PROBLEM DETAILS: Pick out each line below containing "señora".

EXTRACTED RECORDS:
________________________________________

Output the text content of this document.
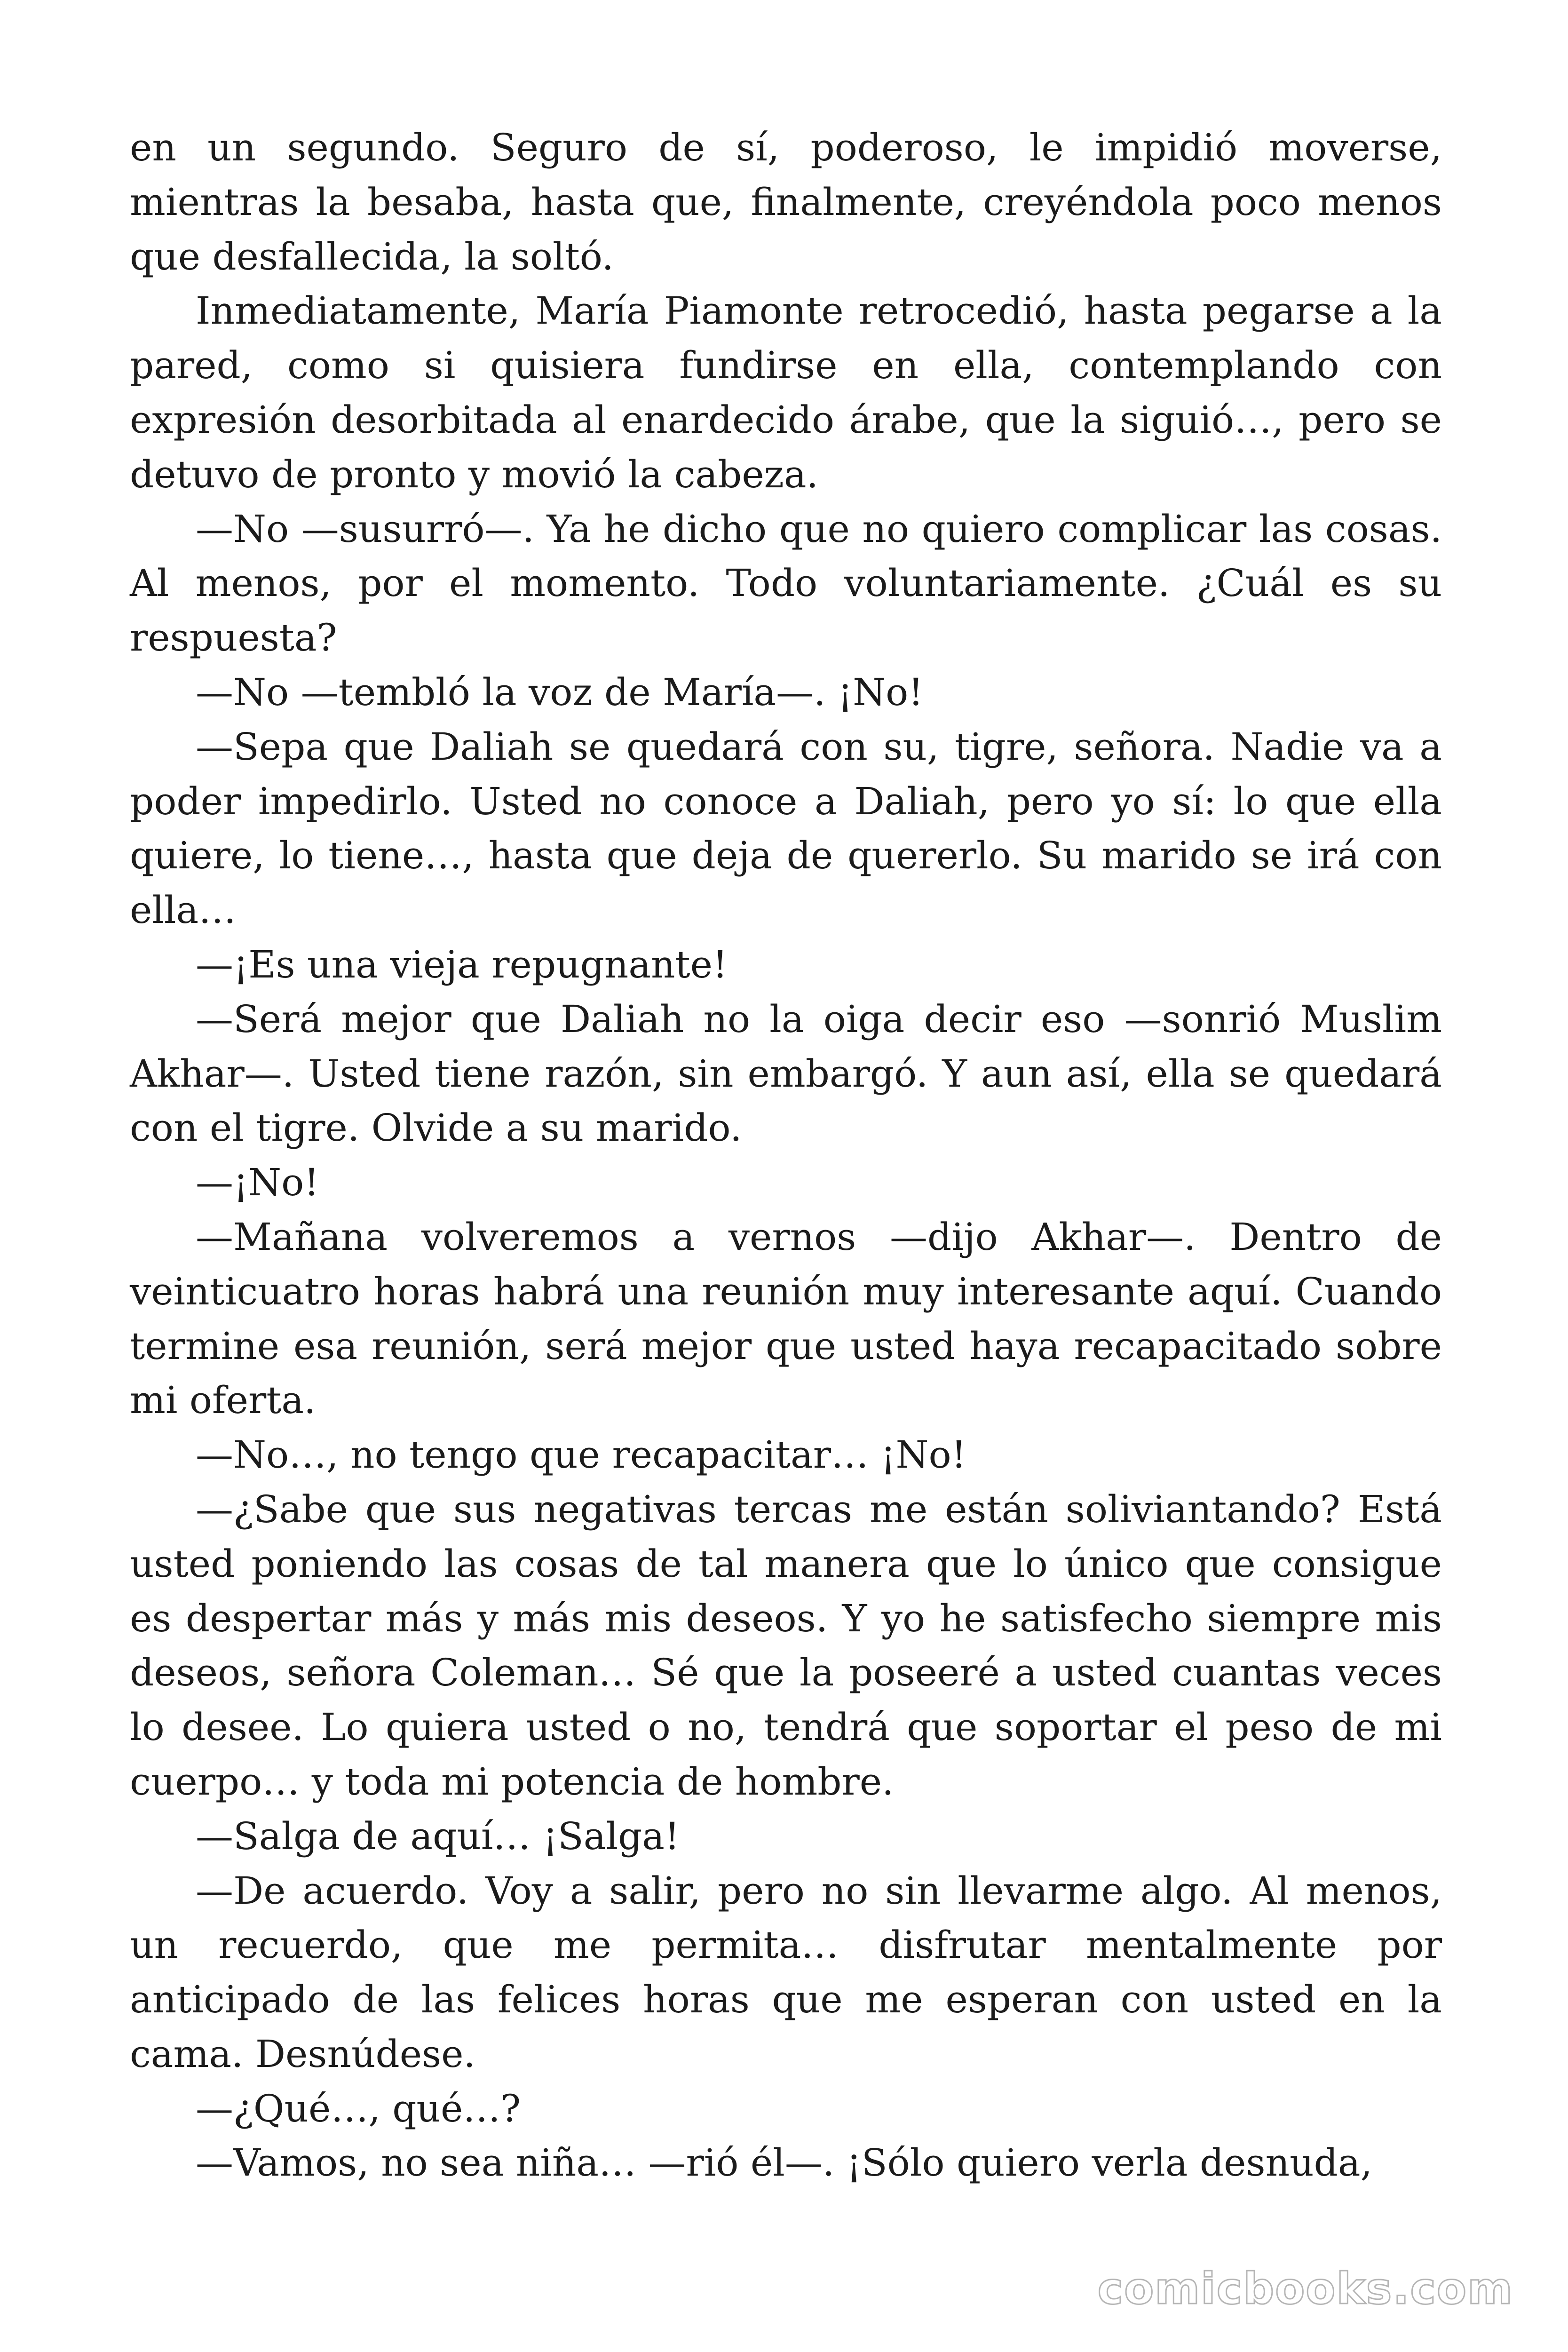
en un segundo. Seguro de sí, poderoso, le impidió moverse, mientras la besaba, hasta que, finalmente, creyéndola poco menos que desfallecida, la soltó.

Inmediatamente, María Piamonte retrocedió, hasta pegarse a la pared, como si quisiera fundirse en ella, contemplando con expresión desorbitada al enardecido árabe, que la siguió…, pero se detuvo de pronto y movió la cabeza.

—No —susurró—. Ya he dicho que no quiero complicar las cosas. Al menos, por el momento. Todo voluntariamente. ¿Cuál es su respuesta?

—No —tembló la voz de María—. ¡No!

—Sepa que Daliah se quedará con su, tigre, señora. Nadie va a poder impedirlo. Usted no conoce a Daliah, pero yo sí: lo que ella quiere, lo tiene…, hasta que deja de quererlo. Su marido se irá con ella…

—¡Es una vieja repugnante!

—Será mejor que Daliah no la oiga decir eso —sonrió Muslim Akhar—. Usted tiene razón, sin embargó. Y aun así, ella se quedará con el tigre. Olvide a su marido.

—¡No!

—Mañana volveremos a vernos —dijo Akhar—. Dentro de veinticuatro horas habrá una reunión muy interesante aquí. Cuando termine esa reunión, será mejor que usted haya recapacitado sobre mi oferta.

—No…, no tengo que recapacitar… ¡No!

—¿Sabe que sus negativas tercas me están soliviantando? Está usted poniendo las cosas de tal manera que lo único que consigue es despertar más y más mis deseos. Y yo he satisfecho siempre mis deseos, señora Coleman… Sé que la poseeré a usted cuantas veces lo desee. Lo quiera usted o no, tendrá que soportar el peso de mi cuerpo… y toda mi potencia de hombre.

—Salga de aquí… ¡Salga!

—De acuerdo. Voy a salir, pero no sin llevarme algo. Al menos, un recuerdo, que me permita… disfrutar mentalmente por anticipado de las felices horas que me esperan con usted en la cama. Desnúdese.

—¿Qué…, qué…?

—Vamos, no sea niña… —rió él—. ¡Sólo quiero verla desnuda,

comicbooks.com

________________________________________

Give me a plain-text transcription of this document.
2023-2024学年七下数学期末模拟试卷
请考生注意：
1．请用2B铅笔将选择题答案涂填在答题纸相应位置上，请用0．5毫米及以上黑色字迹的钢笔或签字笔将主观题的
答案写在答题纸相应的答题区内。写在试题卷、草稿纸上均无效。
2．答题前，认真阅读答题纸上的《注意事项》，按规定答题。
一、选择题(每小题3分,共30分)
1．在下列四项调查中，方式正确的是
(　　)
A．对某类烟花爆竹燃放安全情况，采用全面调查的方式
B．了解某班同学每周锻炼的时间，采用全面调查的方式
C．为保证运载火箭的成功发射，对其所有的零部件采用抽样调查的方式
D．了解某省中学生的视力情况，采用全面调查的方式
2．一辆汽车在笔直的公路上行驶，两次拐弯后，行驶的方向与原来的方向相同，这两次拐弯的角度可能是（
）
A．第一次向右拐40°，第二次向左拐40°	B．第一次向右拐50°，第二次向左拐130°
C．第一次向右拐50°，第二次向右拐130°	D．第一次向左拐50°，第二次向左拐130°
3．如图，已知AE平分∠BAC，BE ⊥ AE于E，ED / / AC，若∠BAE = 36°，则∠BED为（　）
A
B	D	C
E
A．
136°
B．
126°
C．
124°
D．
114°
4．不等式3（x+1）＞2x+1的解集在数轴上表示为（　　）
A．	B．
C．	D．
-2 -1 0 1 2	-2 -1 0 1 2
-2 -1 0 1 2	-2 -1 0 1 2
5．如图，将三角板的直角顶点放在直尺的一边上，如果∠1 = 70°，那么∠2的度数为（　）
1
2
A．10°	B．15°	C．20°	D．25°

________________________________________

IN RESPONSE:
—Sepa que Daliah se quedará con su, tigre, señora. Nadie va a poder impedirlo. Usted no conoce a Daliah, pero yo sí: lo que ella quiere, lo tiene…, hasta que deja de quererlo. Su marido se irá con ella…
—¿Sabe que sus negativas tercas me están soliviantando? Está usted poniendo las cosas de tal manera que lo único que consigue es despertar más y más mis deseos. Y yo he satisfecho siempre mis deseos, señora Coleman… Sé que la poseeré a usted cuantas veces lo desee. Lo quiera usted o no, tendrá que soportar el peso de mi cuerpo… y toda mi potencia de hombre.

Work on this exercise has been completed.